• **Exercise requirements**: From the entries that follow, gather each line holding the word "onto".

• **Task data**:
========

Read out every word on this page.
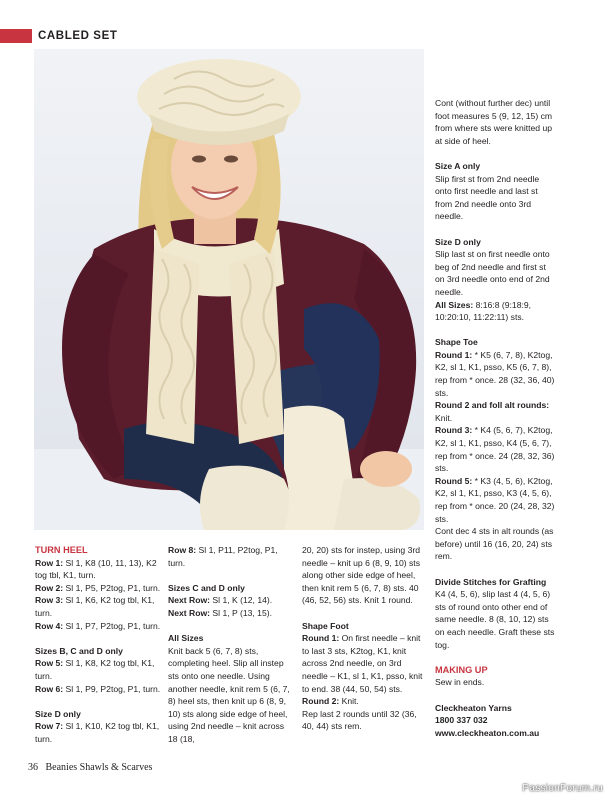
CABLED SET

TURN HEEL

Row 1: Sl 1, K8 (10, 11, 13), K2 tog tbl, K1, turn.

Row 2: Sl 1, P5, P2tog, P1, turn.

Row 3: Sl 1, K6, K2 tog tbl, K1, turn.

Row 4: Sl 1, P7, P2tog, P1, turn.

Sizes B, C and D only

Row 5: Sl 1, K8, K2 tog tbl, K1, turn.

Row 6: Sl 1, P9, P2tog, P1, turn.

Size D only

Row 7: Sl 1, K10, K2 tog tbl, K1, turn.

Row 8: Sl 1, P11, P2tog, P1, turn.

Sizes C and D only

Next Row: Sl 1, K (12, 14).

Next Row: Sl 1, P (13, 15).

All Sizes

Knit back 5 (6, 7, 8) sts, completing heel. Slip all instep sts onto one needle. Using another needle, knit rem 5 (6, 7, 8) heel sts, then knit up 6 (8, 9, 10) sts along side edge of heel, using 2nd needle – knit across 18 (18,

20, 20) sts for instep, using 3rd needle – knit up 6 (8, 9, 10) sts along other side edge of heel, then knit rem 5 (6, 7, 8) sts. 40 (46, 52, 56) sts. Knit 1 round.

Shape Foot

Round 1: On first needle – knit to last 3 sts, K2tog, K1, knit across 2nd needle, on 3rd needle – K1, sl 1, K1, psso, knit to end. 38 (44, 50, 54) sts.

Round 2: Knit.

Rep last 2 rounds until 32 (36, 40, 44) sts rem.

Cont (without further dec) until foot measures 5 (9, 12, 15) cm from where sts were knitted up at side of heel.

Size A only

Slip first st from 2nd needle onto first needle and last st from 2nd needle onto 3rd needle.

Size D only

Slip last st on first needle onto beg of 2nd needle and first st on 3rd needle onto end of 2nd needle.

All Sizes: 8:16:8 (9:18:9, 10:20:10, 11:22:11) sts.

Shape Toe

Round 1: * K5 (6, 7, 8), K2tog, K2, sl 1, K1, psso, K5 (6, 7, 8), rep from * once. 28 (32, 36, 40) sts.

Round 2 and foll alt rounds: Knit.

Round 3: * K4 (5, 6, 7), K2tog, K2, sl 1, K1, psso, K4 (5, 6, 7), rep from * once. 24 (28, 32, 36) sts.

Round 5: * K3 (4, 5, 6), K2tog, K2, sl 1, K1, psso, K3 (4, 5, 6), rep from * once. 20 (24, 28, 32) sts.

Cont dec 4 sts in alt rounds (as before) until 16 (16, 20, 24) sts rem.

Divide Stitches for Grafting

K4 (4, 5, 6), slip last 4 (4, 5, 6) sts of round onto other end of same needle. 8 (8, 10, 12) sts on each needle. Graft these sts tog.

MAKING UP

Sew in ends.

Cleckheaton Yarns

1800 337 032

www.cleckheaton.com.au

36 Beanies Shawls & Scarves
PassionForum.ru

========

• **Answer for this exercise**:
Knit back 5 (6, 7, 8) sts, completing heel. Slip all instep sts onto one needle. Using another needle, knit rem 5 (6, 7, 8) heel sts, then knit up 6 (8, 9, 10) sts along side edge of heel, using 2nd needle – knit across 18 (18,
Slip first st from 2nd needle onto first needle and last st from 2nd needle onto 3rd needle.
Slip last st on first needle onto beg of 2nd needle and first st on 3rd needle onto end of 2nd needle.
K4 (4, 5, 6), slip last 4 (4, 5, 6) sts of round onto other end of same needle. 8 (8, 10, 12) sts on each needle. Graft these sts tog.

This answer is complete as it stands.